PROBLEM DESCRIPTION = Quote the whole listing exactly. Leave the pictures out of your copy.

(Stored data entries)
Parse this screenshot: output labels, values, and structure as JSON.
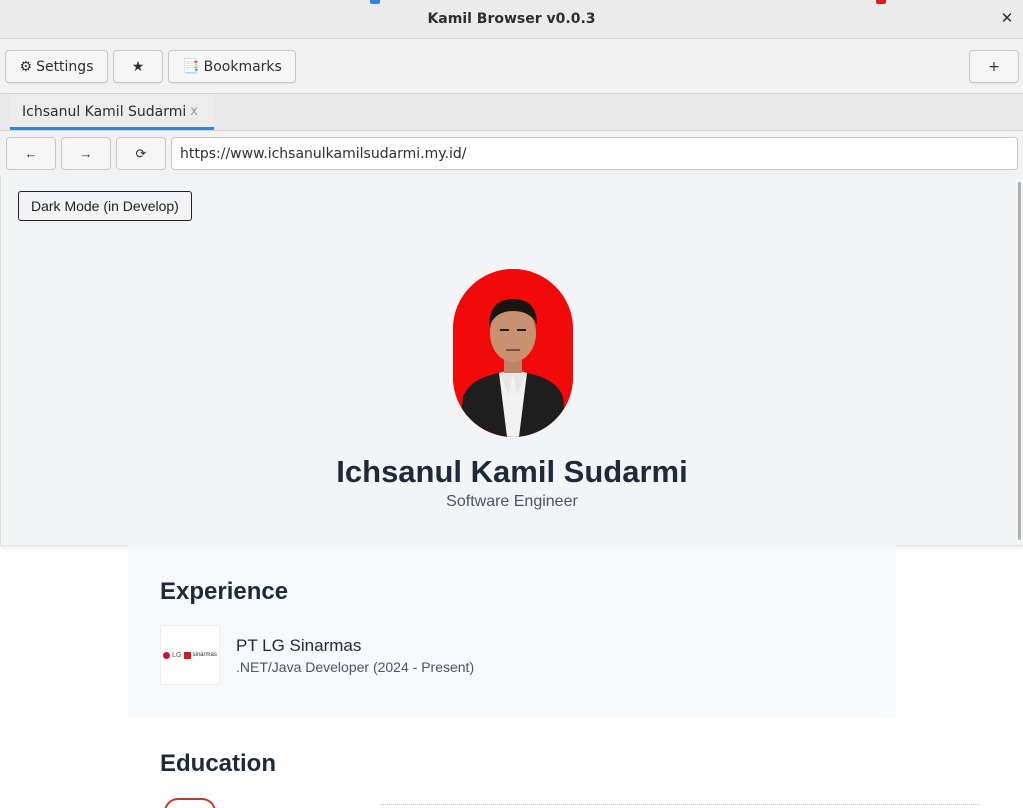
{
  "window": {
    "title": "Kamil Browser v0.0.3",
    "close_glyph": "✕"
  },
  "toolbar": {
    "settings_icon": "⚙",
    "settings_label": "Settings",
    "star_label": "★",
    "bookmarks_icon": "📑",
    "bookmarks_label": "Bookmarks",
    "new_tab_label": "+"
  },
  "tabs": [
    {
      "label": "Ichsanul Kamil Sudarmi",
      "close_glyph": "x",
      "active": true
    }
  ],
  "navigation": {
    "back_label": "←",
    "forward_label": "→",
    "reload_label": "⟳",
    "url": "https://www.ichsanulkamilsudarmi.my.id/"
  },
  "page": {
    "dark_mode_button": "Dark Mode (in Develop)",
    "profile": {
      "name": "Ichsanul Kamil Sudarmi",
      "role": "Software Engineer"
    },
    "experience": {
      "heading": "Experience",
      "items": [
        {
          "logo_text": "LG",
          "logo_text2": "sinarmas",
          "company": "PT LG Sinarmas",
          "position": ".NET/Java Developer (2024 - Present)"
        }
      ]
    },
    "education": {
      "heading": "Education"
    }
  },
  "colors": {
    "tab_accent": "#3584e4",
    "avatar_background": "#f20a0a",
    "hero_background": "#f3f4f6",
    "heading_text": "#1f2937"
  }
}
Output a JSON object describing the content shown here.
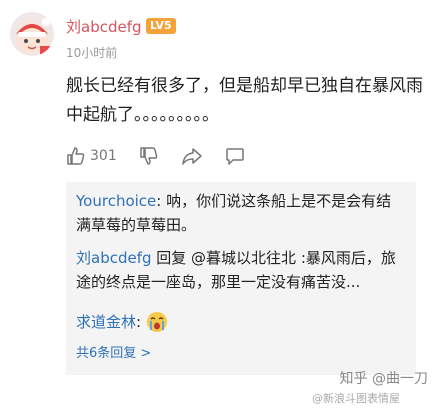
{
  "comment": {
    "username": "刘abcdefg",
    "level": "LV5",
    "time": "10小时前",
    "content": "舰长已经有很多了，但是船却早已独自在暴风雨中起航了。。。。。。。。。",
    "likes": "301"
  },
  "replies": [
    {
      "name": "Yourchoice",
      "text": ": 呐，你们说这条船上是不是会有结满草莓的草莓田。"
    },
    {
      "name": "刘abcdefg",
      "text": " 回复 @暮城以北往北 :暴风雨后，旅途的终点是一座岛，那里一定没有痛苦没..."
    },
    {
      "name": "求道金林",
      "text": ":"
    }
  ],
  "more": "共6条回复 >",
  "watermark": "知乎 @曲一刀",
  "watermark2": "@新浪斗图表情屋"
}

SOLUTION =
Parse this screenshot: output labels, values, and structure as JSON.
{
  "window": {
    "title": "Kamil Browser v0.0.3",
    "close_glyph": "✕"
  },
  "toolbar": {
    "settings_icon": "⚙",
    "settings_label": "Settings",
    "star_label": "★",
    "bookmarks_icon": "📑",
    "bookmarks_label": "Bookmarks",
    "new_tab_label": "+"
  },
  "tabs": [
    {
      "label": "Ichsanul Kamil Sudarmi",
      "close_glyph": "x",
      "active": true
    }
  ],
  "navigation": {
    "back_label": "←",
    "forward_label": "→",
    "reload_label": "⟳",
    "url": "https://www.ichsanulkamilsudarmi.my.id/"
  },
  "page": {
    "dark_mode_button": "Dark Mode (in Develop)",
    "profile": {
      "name": "Ichsanul Kamil Sudarmi",
      "role": "Software Engineer"
    },
    "experience": {
      "heading": "Experience",
      "items": [
        {
          "logo_text": "LG",
          "logo_text2": "sinarmas",
          "company": "PT LG Sinarmas",
          "position": ".NET/Java Developer (2024 - Present)"
        }
      ]
    },
    "education": {
      "heading": "Education"
    }
  },
  "colors": {
    "tab_accent": "#3584e4",
    "avatar_background": "#f20a0a",
    "hero_background": "#f3f4f6",
    "heading_text": "#1f2937"
  }
}
Output a JSON object describing the content shown here.
{
  "comment": {
    "username": "刘abcdefg",
    "level": "LV5",
    "time": "10小时前",
    "content": "舰长已经有很多了，但是船却早已独自在暴风雨中起航了。。。。。。。。。",
    "likes": "301"
  },
  "replies": [
    {
      "name": "Yourchoice",
      "text": ": 呐，你们说这条船上是不是会有结满草莓的草莓田。"
    },
    {
      "name": "刘abcdefg",
      "text": " 回复 @暮城以北往北 :暴风雨后，旅途的终点是一座岛，那里一定没有痛苦没..."
    },
    {
      "name": "求道金林",
      "text": ":"
    }
  ],
  "more": "共6条回复 >",
  "watermark": "知乎 @曲一刀",
  "watermark2": "@新浪斗图表情屋"
}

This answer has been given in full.